• To do: Copy all lines that contain the word "Сферум".

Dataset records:

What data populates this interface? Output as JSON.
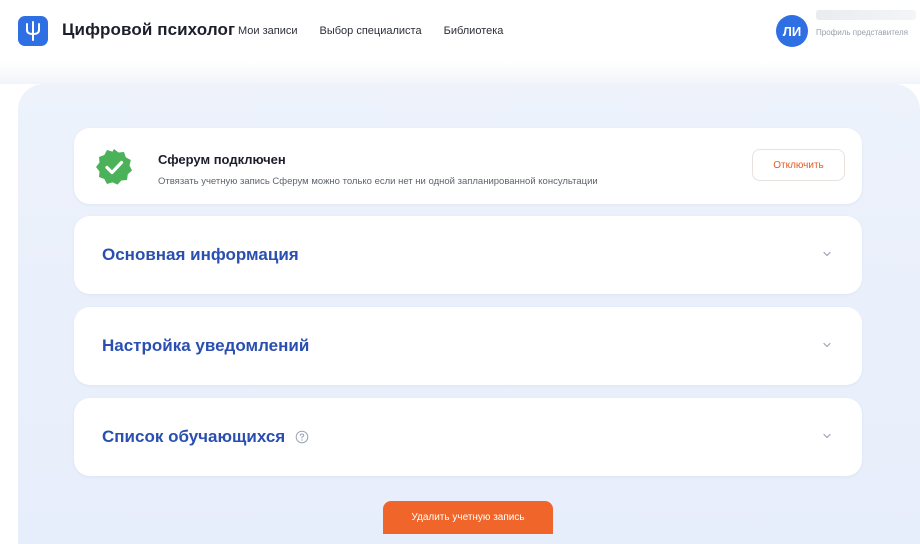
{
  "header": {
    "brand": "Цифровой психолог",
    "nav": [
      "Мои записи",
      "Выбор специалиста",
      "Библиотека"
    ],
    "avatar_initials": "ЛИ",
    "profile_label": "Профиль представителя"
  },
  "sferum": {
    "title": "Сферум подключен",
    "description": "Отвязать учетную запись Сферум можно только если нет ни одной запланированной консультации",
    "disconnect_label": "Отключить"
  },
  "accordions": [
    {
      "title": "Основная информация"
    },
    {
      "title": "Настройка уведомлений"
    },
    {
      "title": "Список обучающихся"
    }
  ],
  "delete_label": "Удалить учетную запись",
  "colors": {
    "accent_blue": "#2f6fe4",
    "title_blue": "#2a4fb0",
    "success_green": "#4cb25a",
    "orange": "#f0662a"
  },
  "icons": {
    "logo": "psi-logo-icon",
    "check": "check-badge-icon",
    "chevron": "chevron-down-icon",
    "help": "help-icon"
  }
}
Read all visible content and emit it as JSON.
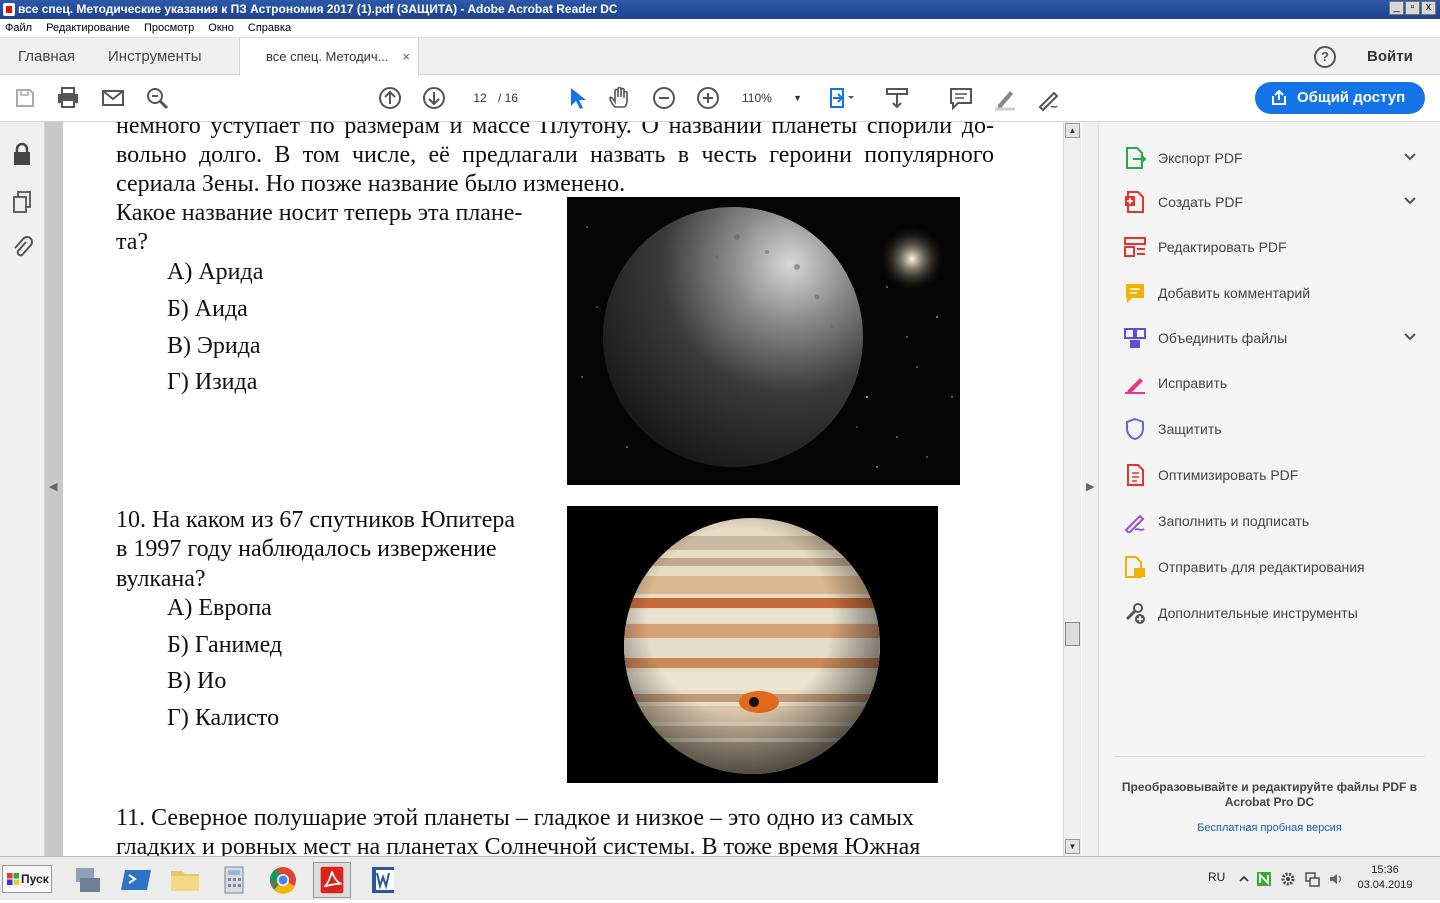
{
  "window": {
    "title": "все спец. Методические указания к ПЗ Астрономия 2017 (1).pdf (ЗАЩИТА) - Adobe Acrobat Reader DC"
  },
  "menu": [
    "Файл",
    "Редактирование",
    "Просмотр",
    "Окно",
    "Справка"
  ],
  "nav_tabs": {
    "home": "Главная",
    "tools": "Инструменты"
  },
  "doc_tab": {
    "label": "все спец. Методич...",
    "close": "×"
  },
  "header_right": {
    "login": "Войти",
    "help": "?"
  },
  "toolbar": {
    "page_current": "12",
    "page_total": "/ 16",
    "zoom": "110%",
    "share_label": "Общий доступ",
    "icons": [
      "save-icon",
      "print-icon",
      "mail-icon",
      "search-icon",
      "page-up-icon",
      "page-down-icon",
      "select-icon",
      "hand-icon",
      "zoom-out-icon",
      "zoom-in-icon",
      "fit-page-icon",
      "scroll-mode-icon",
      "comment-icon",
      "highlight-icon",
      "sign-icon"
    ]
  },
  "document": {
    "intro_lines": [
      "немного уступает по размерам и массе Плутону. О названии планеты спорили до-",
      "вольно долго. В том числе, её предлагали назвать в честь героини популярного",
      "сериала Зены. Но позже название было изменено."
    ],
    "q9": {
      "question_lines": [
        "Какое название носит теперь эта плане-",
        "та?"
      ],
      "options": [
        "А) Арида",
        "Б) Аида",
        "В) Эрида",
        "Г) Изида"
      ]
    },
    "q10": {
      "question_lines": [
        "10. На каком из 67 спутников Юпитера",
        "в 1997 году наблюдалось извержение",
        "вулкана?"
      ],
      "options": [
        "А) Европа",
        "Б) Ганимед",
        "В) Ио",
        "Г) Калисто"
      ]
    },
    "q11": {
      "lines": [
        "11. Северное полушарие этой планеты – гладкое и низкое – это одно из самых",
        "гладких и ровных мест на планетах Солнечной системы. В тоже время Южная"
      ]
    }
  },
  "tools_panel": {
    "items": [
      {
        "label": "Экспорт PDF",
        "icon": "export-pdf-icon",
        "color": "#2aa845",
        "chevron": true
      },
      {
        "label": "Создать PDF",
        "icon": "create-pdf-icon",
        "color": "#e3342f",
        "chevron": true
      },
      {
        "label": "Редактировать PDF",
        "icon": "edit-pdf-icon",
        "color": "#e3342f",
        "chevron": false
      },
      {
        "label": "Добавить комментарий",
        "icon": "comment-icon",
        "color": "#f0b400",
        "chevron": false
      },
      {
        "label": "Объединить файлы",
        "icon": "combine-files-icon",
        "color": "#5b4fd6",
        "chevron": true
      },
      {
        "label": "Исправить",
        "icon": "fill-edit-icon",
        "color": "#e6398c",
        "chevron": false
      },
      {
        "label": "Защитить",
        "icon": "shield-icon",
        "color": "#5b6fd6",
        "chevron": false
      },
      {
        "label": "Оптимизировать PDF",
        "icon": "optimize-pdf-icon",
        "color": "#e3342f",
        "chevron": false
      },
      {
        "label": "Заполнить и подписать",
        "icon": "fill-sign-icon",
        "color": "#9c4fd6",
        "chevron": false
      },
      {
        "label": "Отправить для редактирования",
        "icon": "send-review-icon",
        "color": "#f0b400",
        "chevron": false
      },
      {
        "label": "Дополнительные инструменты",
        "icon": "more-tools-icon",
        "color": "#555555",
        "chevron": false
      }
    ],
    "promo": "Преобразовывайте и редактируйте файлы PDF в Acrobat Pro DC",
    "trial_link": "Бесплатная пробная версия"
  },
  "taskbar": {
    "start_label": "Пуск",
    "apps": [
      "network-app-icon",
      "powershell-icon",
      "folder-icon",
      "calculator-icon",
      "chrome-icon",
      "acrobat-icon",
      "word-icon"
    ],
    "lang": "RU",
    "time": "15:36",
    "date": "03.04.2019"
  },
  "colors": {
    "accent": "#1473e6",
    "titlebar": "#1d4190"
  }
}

• Full answer:
    "title": "Сферум подключен",
    "description": "Отвязать учетную запись Сферум можно только если нет ни одной запланированной консультации",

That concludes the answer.